_Exercise details_. Tally up the lines that include "name" and state that number by itself.

_Data entries_.

begin

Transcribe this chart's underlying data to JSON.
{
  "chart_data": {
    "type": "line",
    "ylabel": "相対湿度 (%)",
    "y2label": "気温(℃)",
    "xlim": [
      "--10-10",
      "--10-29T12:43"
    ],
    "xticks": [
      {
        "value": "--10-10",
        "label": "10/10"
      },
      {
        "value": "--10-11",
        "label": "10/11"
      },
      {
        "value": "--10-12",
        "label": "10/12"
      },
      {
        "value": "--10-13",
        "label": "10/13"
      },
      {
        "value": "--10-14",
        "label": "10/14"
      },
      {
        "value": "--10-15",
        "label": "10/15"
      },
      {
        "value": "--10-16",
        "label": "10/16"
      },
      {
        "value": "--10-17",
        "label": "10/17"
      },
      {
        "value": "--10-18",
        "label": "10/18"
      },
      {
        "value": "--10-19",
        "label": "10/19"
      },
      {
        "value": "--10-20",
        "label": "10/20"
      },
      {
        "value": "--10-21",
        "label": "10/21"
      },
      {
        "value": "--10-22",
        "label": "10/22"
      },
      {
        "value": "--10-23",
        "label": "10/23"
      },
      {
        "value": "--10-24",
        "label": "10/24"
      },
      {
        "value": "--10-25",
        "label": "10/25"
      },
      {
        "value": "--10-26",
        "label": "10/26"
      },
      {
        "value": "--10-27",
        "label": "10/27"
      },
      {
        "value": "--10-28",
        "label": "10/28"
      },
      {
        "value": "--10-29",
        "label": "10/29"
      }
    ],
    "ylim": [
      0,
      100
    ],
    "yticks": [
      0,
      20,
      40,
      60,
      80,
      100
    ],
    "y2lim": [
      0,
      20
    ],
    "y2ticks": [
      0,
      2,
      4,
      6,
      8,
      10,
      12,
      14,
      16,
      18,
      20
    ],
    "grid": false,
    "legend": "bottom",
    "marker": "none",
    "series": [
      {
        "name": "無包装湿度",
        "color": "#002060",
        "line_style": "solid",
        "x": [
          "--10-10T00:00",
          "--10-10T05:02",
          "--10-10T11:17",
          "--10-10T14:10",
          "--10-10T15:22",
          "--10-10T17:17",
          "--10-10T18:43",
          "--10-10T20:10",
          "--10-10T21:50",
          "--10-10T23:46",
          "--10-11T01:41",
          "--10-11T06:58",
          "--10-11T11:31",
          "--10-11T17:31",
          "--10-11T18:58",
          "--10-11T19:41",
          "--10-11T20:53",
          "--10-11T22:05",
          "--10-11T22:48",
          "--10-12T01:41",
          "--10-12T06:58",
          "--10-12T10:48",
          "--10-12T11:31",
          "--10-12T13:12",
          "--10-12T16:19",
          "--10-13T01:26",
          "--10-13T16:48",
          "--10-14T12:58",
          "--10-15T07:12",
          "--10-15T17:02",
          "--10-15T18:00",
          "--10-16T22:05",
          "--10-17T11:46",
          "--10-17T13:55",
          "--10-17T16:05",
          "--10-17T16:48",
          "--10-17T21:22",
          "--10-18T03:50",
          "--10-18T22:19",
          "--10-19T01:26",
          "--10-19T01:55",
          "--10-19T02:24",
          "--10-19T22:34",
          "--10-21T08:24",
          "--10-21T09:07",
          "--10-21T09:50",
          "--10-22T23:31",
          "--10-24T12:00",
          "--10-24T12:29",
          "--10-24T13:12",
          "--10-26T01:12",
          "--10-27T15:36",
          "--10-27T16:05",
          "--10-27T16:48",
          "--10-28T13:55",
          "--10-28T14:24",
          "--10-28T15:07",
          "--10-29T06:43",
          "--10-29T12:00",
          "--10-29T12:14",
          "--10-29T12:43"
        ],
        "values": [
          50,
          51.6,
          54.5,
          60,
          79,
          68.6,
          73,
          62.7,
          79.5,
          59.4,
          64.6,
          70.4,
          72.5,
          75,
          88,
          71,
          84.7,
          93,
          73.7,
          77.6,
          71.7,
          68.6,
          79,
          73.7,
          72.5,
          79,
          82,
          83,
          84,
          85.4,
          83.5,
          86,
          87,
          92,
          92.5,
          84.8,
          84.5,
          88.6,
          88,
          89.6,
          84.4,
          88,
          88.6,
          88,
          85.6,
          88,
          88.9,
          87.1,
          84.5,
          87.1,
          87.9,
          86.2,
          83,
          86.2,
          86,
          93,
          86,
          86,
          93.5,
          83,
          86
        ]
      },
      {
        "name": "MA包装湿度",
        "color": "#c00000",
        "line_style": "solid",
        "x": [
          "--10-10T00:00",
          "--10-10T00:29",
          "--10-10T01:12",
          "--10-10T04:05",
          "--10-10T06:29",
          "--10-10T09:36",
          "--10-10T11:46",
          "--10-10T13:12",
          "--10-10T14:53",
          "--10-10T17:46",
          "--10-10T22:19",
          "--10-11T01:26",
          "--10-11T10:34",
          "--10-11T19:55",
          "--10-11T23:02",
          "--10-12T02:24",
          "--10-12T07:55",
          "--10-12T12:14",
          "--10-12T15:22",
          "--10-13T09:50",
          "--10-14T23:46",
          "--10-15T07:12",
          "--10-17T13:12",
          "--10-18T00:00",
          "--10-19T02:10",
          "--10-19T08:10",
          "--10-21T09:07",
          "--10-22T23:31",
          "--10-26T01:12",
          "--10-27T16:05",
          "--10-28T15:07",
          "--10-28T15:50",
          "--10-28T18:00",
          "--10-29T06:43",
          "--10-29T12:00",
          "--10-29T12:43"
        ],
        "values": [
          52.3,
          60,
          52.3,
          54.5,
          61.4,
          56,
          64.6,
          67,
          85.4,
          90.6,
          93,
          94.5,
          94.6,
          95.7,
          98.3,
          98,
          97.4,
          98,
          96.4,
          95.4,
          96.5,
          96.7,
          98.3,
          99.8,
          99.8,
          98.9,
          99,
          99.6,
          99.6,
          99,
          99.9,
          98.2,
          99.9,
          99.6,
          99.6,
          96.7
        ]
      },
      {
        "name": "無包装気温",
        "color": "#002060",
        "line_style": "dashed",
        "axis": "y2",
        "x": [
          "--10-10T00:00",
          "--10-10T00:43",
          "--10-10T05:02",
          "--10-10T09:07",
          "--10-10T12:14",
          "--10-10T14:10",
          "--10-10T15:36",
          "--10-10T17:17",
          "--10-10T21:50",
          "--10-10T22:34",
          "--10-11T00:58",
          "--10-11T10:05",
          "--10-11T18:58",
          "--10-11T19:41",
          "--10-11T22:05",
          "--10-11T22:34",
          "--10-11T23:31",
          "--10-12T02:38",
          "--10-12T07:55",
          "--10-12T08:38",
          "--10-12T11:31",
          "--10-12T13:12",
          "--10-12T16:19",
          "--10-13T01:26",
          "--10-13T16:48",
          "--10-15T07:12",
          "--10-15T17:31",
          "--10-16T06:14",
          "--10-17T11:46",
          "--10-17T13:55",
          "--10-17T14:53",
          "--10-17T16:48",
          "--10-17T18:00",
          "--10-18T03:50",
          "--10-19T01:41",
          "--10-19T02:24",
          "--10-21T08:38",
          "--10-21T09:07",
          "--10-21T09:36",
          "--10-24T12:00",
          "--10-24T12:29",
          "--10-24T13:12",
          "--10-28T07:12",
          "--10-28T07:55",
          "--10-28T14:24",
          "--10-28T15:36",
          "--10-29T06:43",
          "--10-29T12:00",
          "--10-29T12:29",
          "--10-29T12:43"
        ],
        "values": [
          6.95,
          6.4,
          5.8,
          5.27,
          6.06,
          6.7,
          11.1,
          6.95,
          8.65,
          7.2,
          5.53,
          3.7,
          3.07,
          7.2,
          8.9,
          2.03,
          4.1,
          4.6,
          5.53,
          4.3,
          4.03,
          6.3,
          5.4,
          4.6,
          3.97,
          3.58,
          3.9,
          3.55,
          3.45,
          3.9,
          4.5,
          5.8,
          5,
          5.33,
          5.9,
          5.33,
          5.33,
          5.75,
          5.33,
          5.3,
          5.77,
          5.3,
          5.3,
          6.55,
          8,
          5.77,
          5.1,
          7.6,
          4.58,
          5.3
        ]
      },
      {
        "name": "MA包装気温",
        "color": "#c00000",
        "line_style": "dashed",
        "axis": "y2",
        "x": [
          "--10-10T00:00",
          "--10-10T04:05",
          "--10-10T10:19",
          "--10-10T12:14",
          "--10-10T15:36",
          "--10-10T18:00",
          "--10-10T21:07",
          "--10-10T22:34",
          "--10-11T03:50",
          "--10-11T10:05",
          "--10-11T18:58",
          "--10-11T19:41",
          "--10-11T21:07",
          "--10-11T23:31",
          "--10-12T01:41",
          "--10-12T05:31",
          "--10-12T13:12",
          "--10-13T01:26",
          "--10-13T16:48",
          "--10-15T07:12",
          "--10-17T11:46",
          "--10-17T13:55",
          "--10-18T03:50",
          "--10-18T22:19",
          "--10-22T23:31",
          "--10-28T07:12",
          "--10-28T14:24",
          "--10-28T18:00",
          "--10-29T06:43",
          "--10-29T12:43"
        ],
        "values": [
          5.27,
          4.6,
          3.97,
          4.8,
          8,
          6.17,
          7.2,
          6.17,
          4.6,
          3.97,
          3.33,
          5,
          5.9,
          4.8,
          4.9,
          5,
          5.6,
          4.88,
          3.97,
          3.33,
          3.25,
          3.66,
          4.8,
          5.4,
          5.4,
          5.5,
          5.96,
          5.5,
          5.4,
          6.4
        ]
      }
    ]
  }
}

end

_Expected answer_. 4